=== Data listing ===
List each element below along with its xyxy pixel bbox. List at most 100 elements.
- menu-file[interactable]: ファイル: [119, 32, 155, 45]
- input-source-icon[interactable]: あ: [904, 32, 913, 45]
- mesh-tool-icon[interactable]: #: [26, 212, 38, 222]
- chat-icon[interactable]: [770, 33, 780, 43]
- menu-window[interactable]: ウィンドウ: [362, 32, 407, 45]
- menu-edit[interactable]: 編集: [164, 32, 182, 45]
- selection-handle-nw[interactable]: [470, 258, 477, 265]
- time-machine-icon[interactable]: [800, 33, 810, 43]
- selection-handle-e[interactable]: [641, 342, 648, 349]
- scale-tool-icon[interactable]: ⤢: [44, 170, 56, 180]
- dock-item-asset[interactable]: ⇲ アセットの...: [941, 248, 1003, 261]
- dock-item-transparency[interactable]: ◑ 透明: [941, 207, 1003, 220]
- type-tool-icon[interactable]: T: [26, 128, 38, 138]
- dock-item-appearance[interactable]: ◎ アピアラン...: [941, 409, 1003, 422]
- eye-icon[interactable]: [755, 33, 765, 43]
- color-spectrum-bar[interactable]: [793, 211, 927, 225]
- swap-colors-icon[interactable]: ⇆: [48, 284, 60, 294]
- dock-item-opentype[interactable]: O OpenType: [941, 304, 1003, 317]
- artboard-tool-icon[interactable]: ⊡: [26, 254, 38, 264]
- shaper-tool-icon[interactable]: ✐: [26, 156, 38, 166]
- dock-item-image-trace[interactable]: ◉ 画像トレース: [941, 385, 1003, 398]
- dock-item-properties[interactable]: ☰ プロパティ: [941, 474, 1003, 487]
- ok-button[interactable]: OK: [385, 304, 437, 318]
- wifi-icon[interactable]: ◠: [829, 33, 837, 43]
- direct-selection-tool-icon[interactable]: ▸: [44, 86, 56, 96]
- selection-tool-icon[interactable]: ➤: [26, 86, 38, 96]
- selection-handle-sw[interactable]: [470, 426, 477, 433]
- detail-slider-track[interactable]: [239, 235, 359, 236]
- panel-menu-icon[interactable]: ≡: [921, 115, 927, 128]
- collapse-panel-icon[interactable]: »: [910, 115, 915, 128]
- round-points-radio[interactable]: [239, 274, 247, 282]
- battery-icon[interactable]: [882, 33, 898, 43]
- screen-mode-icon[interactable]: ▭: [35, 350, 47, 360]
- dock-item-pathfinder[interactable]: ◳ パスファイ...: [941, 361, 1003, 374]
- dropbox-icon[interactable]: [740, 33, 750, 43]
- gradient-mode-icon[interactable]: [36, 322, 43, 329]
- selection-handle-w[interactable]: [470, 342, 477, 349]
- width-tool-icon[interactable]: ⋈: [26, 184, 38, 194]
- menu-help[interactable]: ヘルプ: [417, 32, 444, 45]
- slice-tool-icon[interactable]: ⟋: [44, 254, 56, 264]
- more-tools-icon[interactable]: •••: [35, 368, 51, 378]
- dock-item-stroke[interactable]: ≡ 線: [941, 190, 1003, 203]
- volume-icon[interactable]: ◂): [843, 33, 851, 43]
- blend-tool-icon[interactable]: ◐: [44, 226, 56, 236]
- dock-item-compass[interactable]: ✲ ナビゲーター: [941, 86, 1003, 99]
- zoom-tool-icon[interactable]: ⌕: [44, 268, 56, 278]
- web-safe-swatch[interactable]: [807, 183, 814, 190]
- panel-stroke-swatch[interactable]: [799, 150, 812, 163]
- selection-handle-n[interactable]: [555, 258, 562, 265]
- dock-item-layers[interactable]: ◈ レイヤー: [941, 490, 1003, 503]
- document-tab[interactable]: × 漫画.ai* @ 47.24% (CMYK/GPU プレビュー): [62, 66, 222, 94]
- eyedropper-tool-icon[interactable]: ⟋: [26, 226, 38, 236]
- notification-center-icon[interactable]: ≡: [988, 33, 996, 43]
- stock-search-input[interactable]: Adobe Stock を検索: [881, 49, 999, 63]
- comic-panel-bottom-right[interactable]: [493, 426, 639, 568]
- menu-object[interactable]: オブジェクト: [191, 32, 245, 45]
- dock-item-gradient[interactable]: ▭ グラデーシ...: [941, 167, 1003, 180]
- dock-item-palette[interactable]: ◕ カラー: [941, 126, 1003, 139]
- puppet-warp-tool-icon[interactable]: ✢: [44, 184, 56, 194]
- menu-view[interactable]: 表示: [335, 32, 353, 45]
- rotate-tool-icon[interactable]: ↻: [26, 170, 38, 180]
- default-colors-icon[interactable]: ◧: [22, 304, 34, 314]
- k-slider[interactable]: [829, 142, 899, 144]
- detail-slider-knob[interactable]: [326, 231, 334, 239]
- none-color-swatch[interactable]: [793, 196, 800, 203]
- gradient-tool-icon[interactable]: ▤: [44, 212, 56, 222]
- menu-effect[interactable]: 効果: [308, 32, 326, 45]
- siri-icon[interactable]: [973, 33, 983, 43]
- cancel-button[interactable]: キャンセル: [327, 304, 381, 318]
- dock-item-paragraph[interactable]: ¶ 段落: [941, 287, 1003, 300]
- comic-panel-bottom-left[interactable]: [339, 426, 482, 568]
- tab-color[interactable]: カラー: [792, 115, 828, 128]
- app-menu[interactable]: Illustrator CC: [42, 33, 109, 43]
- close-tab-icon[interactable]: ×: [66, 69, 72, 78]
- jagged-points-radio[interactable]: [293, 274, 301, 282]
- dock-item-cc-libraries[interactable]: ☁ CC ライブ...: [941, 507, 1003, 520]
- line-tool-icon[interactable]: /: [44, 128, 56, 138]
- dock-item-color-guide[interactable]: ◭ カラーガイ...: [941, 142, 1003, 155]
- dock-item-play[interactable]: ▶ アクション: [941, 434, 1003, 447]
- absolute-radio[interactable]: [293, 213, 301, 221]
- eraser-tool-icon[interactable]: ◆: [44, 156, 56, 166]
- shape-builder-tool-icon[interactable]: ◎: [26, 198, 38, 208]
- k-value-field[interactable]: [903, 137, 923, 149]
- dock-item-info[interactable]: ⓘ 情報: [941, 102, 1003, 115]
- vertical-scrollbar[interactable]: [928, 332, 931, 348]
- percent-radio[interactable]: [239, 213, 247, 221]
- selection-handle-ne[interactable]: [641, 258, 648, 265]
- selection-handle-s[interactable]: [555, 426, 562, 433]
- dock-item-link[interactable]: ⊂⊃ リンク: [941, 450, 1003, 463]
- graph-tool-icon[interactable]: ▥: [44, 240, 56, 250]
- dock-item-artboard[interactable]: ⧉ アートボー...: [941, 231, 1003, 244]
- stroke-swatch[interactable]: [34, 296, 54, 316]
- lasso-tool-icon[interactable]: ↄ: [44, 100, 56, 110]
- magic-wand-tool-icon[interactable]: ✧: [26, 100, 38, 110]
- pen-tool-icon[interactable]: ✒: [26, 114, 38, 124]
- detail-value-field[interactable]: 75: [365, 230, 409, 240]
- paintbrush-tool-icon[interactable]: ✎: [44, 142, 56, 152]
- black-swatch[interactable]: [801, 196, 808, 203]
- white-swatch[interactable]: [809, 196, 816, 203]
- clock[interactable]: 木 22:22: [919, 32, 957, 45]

=== STATED PROBLEM ===
Rewrite all of the data above, replacing every occurrence of "interactable" with "clickable" and leaving everything else as it is.

=== RESPONSE TO THE TASK ===
List each element below along with its xyxy pixel bbox. List at most 100 elements.
- menu-file[clickable]: ファイル: [119, 32, 155, 45]
- input-source-icon[clickable]: あ: [904, 32, 913, 45]
- mesh-tool-icon[clickable]: #: [26, 212, 38, 222]
- chat-icon[clickable]: [770, 33, 780, 43]
- menu-window[clickable]: ウィンドウ: [362, 32, 407, 45]
- menu-edit[clickable]: 編集: [164, 32, 182, 45]
- selection-handle-nw[clickable]: [470, 258, 477, 265]
- time-machine-icon[clickable]: [800, 33, 810, 43]
- selection-handle-e[clickable]: [641, 342, 648, 349]
- scale-tool-icon[clickable]: ⤢: [44, 170, 56, 180]
- dock-item-asset[clickable]: ⇲ アセットの...: [941, 248, 1003, 261]
- dock-item-transparency[clickable]: ◑ 透明: [941, 207, 1003, 220]
- type-tool-icon[clickable]: T: [26, 128, 38, 138]
- dock-item-appearance[clickable]: ◎ アピアラン...: [941, 409, 1003, 422]
- eye-icon[clickable]: [755, 33, 765, 43]
- color-spectrum-bar[clickable]: [793, 211, 927, 225]
- swap-colors-icon[clickable]: ⇆: [48, 284, 60, 294]
- dock-item-opentype[clickable]: O OpenType: [941, 304, 1003, 317]
- artboard-tool-icon[clickable]: ⊡: [26, 254, 38, 264]
- shaper-tool-icon[clickable]: ✐: [26, 156, 38, 166]
- dock-item-image-trace[clickable]: ◉ 画像トレース: [941, 385, 1003, 398]
- dock-item-properties[clickable]: ☰ プロパティ: [941, 474, 1003, 487]
- ok-button[clickable]: OK: [385, 304, 437, 318]
- wifi-icon[clickable]: ◠: [829, 33, 837, 43]
- direct-selection-tool-icon[clickable]: ▸: [44, 86, 56, 96]
- selection-tool-icon[clickable]: ➤: [26, 86, 38, 96]
- selection-handle-sw[clickable]: [470, 426, 477, 433]
- detail-slider-track[clickable]: [239, 235, 359, 236]
- panel-menu-icon[clickable]: ≡: [921, 115, 927, 128]
- collapse-panel-icon[clickable]: »: [910, 115, 915, 128]
- round-points-radio[clickable]: [239, 274, 247, 282]
- battery-icon[clickable]: [882, 33, 898, 43]
- screen-mode-icon[clickable]: ▭: [35, 350, 47, 360]
- dock-item-pathfinder[clickable]: ◳ パスファイ...: [941, 361, 1003, 374]
- dropbox-icon[clickable]: [740, 33, 750, 43]
- gradient-mode-icon[clickable]: [36, 322, 43, 329]
- selection-handle-w[clickable]: [470, 342, 477, 349]
- width-tool-icon[clickable]: ⋈: [26, 184, 38, 194]
- menu-help[clickable]: ヘルプ: [417, 32, 444, 45]
- slice-tool-icon[clickable]: ⟋: [44, 254, 56, 264]
- more-tools-icon[clickable]: •••: [35, 368, 51, 378]
- dock-item-stroke[clickable]: ≡ 線: [941, 190, 1003, 203]
- volume-icon[clickable]: ◂): [843, 33, 851, 43]
- blend-tool-icon[clickable]: ◐: [44, 226, 56, 236]
- dock-item-compass[clickable]: ✲ ナビゲーター: [941, 86, 1003, 99]
- zoom-tool-icon[clickable]: ⌕: [44, 268, 56, 278]
- web-safe-swatch[clickable]: [807, 183, 814, 190]
- panel-stroke-swatch[clickable]: [799, 150, 812, 163]
- selection-handle-n[clickable]: [555, 258, 562, 265]
- dock-item-layers[clickable]: ◈ レイヤー: [941, 490, 1003, 503]
- document-tab[clickable]: × 漫画.ai* @ 47.24% (CMYK/GPU プレビュー): [62, 66, 222, 94]
- eyedropper-tool-icon[clickable]: ⟋: [26, 226, 38, 236]
- notification-center-icon[clickable]: ≡: [988, 33, 996, 43]
- stock-search-input[clickable]: Adobe Stock を検索: [881, 49, 999, 63]
- comic-panel-bottom-right[clickable]: [493, 426, 639, 568]
- menu-object[clickable]: オブジェクト: [191, 32, 245, 45]
- dock-item-gradient[clickable]: ▭ グラデーシ...: [941, 167, 1003, 180]
- dock-item-palette[clickable]: ◕ カラー: [941, 126, 1003, 139]
- puppet-warp-tool-icon[clickable]: ✢: [44, 184, 56, 194]
- menu-view[clickable]: 表示: [335, 32, 353, 45]
- rotate-tool-icon[clickable]: ↻: [26, 170, 38, 180]
- default-colors-icon[clickable]: ◧: [22, 304, 34, 314]
- k-slider[clickable]: [829, 142, 899, 144]
- detail-slider-knob[clickable]: [326, 231, 334, 239]
- none-color-swatch[clickable]: [793, 196, 800, 203]
- gradient-tool-icon[clickable]: ▤: [44, 212, 56, 222]
- menu-effect[clickable]: 効果: [308, 32, 326, 45]
- siri-icon[clickable]: [973, 33, 983, 43]
- cancel-button[clickable]: キャンセル: [327, 304, 381, 318]
- dock-item-paragraph[clickable]: ¶ 段落: [941, 287, 1003, 300]
- comic-panel-bottom-left[clickable]: [339, 426, 482, 568]
- tab-color[clickable]: カラー: [792, 115, 828, 128]
- app-menu[clickable]: Illustrator CC: [42, 33, 109, 43]
- close-tab-icon[clickable]: ×: [66, 69, 72, 78]
- jagged-points-radio[clickable]: [293, 274, 301, 282]
- dock-item-cc-libraries[clickable]: ☁ CC ライブ...: [941, 507, 1003, 520]
- line-tool-icon[clickable]: /: [44, 128, 56, 138]
- dock-item-color-guide[clickable]: ◭ カラーガイ...: [941, 142, 1003, 155]
- dock-item-play[clickable]: ▶ アクション: [941, 434, 1003, 447]
- absolute-radio[clickable]: [293, 213, 301, 221]
- eraser-tool-icon[clickable]: ◆: [44, 156, 56, 166]
- shape-builder-tool-icon[clickable]: ◎: [26, 198, 38, 208]
- k-value-field[clickable]: [903, 137, 923, 149]
- dock-item-info[clickable]: ⓘ 情報: [941, 102, 1003, 115]
- vertical-scrollbar[clickable]: [928, 332, 931, 348]
- percent-radio[clickable]: [239, 213, 247, 221]
- selection-handle-ne[clickable]: [641, 258, 648, 265]
- selection-handle-s[clickable]: [555, 426, 562, 433]
- dock-item-link[clickable]: ⊂⊃ リンク: [941, 450, 1003, 463]
- graph-tool-icon[clickable]: ▥: [44, 240, 56, 250]
- dock-item-artboard[clickable]: ⧉ アートボー...: [941, 231, 1003, 244]
- stroke-swatch[clickable]: [34, 296, 54, 316]
- lasso-tool-icon[clickable]: ↄ: [44, 100, 56, 110]
- magic-wand-tool-icon[clickable]: ✧: [26, 100, 38, 110]
- pen-tool-icon[clickable]: ✒: [26, 114, 38, 124]
- detail-value-field[clickable]: 75: [365, 230, 409, 240]
- paintbrush-tool-icon[clickable]: ✎: [44, 142, 56, 152]
- black-swatch[clickable]: [801, 196, 808, 203]
- white-swatch[clickable]: [809, 196, 816, 203]
- clock[clickable]: 木 22:22: [919, 32, 957, 45]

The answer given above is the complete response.